▶ [AIM] The entries below contain pictures. Retype everything except those pictures, exactly as given.

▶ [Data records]

________________________________________

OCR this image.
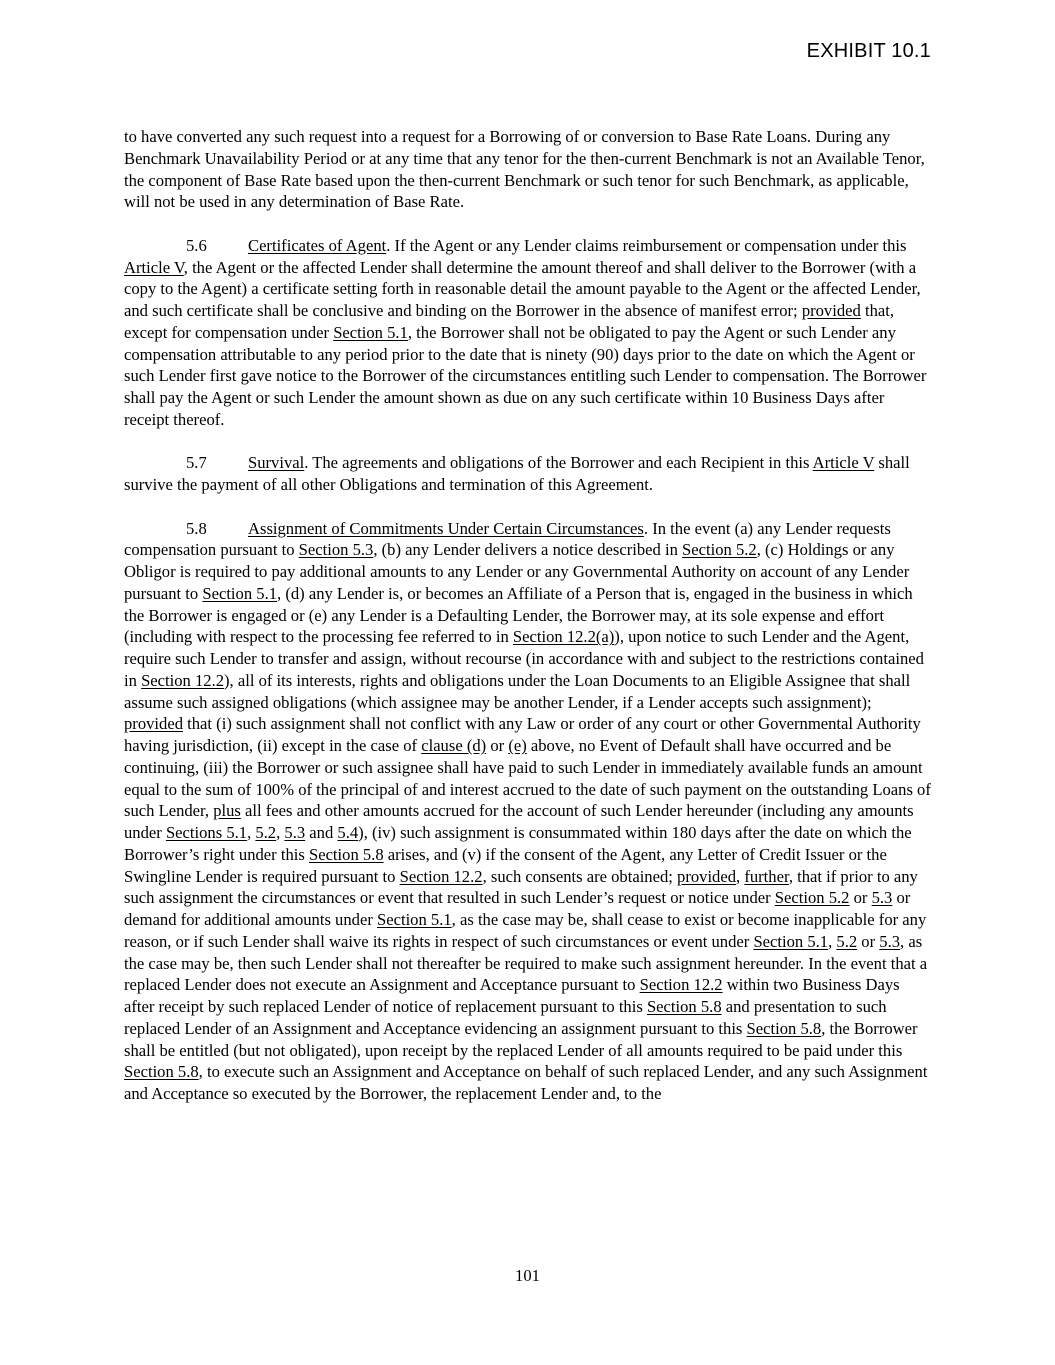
EXHIBIT 10.1

to have converted any such request into a request for a Borrowing of or conversion to Base Rate Loans. During any Benchmark Unavailability Period or at any time that any tenor for the then-current Benchmark is not an Available Tenor, the component of Base Rate based upon the then-current Benchmark or such tenor for such Benchmark, as applicable, will not be used in any determination of Base Rate.

5.6 Certificates of Agent. If the Agent or any Lender claims reimbursement or compensation under this Article V, the Agent or the affected Lender shall determine the amount thereof and shall deliver to the Borrower (with a copy to the Agent) a certificate setting forth in reasonable detail the amount payable to the Agent or the affected Lender, and such certificate shall be conclusive and binding on the Borrower in the absence of manifest error; provided that, except for compensation under Section 5.1, the Borrower shall not be obligated to pay the Agent or such Lender any compensation attributable to any period prior to the date that is ninety (90) days prior to the date on which the Agent or such Lender first gave notice to the Borrower of the circumstances entitling such Lender to compensation. The Borrower shall pay the Agent or such Lender the amount shown as due on any such certificate within 10 Business Days after receipt thereof.

5.7 Survival. The agreements and obligations of the Borrower and each Recipient in this Article V shall survive the payment of all other Obligations and termination of this Agreement.

5.8 Assignment of Commitments Under Certain Circumstances. In the event (a) any Lender requests compensation pursuant to Section 5.3, (b) any Lender delivers a notice described in Section 5.2, (c) Holdings or any Obligor is required to pay additional amounts to any Lender or any Governmental Authority on account of any Lender pursuant to Section 5.1, (d) any Lender is, or becomes an Affiliate of a Person that is, engaged in the business in which the Borrower is engaged or (e) any Lender is a Defaulting Lender, the Borrower may, at its sole expense and effort (including with respect to the processing fee referred to in Section 12.2(a)), upon notice to such Lender and the Agent, require such Lender to transfer and assign, without recourse (in accordance with and subject to the restrictions contained in Section 12.2), all of its interests, rights and obligations under the Loan Documents to an Eligible Assignee that shall assume such assigned obligations (which assignee may be another Lender, if a Lender accepts such assignment); provided that (i) such assignment shall not conflict with any Law or order of any court or other Governmental Authority having jurisdiction, (ii) except in the case of clause (d) or (e) above, no Event of Default shall have occurred and be continuing, (iii) the Borrower or such assignee shall have paid to such Lender in immediately available funds an amount equal to the sum of 100% of the principal of and interest accrued to the date of such payment on the outstanding Loans of such Lender, plus all fees and other amounts accrued for the account of such Lender hereunder (including any amounts under Sections 5.1, 5.2, 5.3 and 5.4), (iv) such assignment is consummated within 180 days after the date on which the Borrower’s right under this Section 5.8 arises, and (v) if the consent of the Agent, any Letter of Credit Issuer or the Swingline Lender is required pursuant to Section 12.2, such consents are obtained; provided, further, that if prior to any such assignment the circumstances or event that resulted in such Lender’s request or notice under Section 5.2 or 5.3 or demand for additional amounts under Section 5.1, as the case may be, shall cease to exist or become inapplicable for any reason, or if such Lender shall waive its rights in respect of such circumstances or event under Section 5.1, 5.2 or 5.3, as the case may be, then such Lender shall not thereafter be required to make such assignment hereunder. In the event that a replaced Lender does not execute an Assignment and Acceptance pursuant to Section 12.2 within two Business Days after receipt by such replaced Lender of notice of replacement pursuant to this Section 5.8 and presentation to such replaced Lender of an Assignment and Acceptance evidencing an assignment pursuant to this Section 5.8, the Borrower shall be entitled (but not obligated), upon receipt by the replaced Lender of all amounts required to be paid under this Section 5.8, to execute such an Assignment and Acceptance on behalf of such replaced Lender, and any such Assignment and Acceptance so executed by the Borrower, the replacement Lender and, to the

101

________________________________________

▶ [REPLY]
OCR this image.
EXHIBIT 10.1

to have converted any such request into a request for a Borrowing of or conversion to Base Rate Loans. During any Benchmark Unavailability Period or at any time that any tenor for the then-current Benchmark is not an Available Tenor, the component of Base Rate based upon the then-current Benchmark or such tenor for such Benchmark, as applicable, will not be used in any determination of Base Rate.

5.6 Certificates of Agent. If the Agent or any Lender claims reimbursement or compensation under this Article V, the Agent or the affected Lender shall determine the amount thereof and shall deliver to the Borrower (with a copy to the Agent) a certificate setting forth in reasonable detail the amount payable to the Agent or the affected Lender, and such certificate shall be conclusive and binding on the Borrower in the absence of manifest error; provided that, except for compensation under Section 5.1, the Borrower shall not be obligated to pay the Agent or such Lender any compensation attributable to any period prior to the date that is ninety (90) days prior to the date on which the Agent or such Lender first gave notice to the Borrower of the circumstances entitling such Lender to compensation. The Borrower shall pay the Agent or such Lender the amount shown as due on any such certificate within 10 Business Days after receipt thereof.

5.7 Survival. The agreements and obligations of the Borrower and each Recipient in this Article V shall survive the payment of all other Obligations and termination of this Agreement.

5.8 Assignment of Commitments Under Certain Circumstances. In the event (a) any Lender requests compensation pursuant to Section 5.3, (b) any Lender delivers a notice described in Section 5.2, (c) Holdings or any Obligor is required to pay additional amounts to any Lender or any Governmental Authority on account of any Lender pursuant to Section 5.1, (d) any Lender is, or becomes an Affiliate of a Person that is, engaged in the business in which the Borrower is engaged or (e) any Lender is a Defaulting Lender, the Borrower may, at its sole expense and effort (including with respect to the processing fee referred to in Section 12.2(a)), upon notice to such Lender and the Agent, require such Lender to transfer and assign, without recourse (in accordance with and subject to the restrictions contained in Section 12.2), all of its interests, rights and obligations under the Loan Documents to an Eligible Assignee that shall assume such assigned obligations (which assignee may be another Lender, if a Lender accepts such assignment); provided that (i) such assignment shall not conflict with any Law or order of any court or other Governmental Authority having jurisdiction, (ii) except in the case of clause (d) or (e) above, no Event of Default shall have occurred and be continuing, (iii) the Borrower or such assignee shall have paid to such Lender in immediately available funds an amount equal to the sum of 100% of the principal of and interest accrued to the date of such payment on the outstanding Loans of such Lender, plus all fees and other amounts accrued for the account of such Lender hereunder (including any amounts under Sections 5.1, 5.2, 5.3 and 5.4), (iv) such assignment is consummated within 180 days after the date on which the Borrower’s right under this Section 5.8 arises, and (v) if the consent of the Agent, any Letter of Credit Issuer or the Swingline Lender is required pursuant to Section 12.2, such consents are obtained; provided, further, that if prior to any such assignment the circumstances or event that resulted in such Lender’s request or notice under Section 5.2 or 5.3 or demand for additional amounts under Section 5.1, as the case may be, shall cease to exist or become inapplicable for any reason, or if such Lender shall waive its rights in respect of such circumstances or event under Section 5.1, 5.2 or 5.3, as the case may be, then such Lender shall not thereafter be required to make such assignment hereunder. In the event that a replaced Lender does not execute an Assignment and Acceptance pursuant to Section 12.2 within two Business Days after receipt by such replaced Lender of notice of replacement pursuant to this Section 5.8 and presentation to such replaced Lender of an Assignment and Acceptance evidencing an assignment pursuant to this Section 5.8, the Borrower shall be entitled (but not obligated), upon receipt by the replaced Lender of all amounts required to be paid under this Section 5.8, to execute such an Assignment and Acceptance on behalf of such replaced Lender, and any such Assignment and Acceptance so executed by the Borrower, the replacement Lender and, to the

101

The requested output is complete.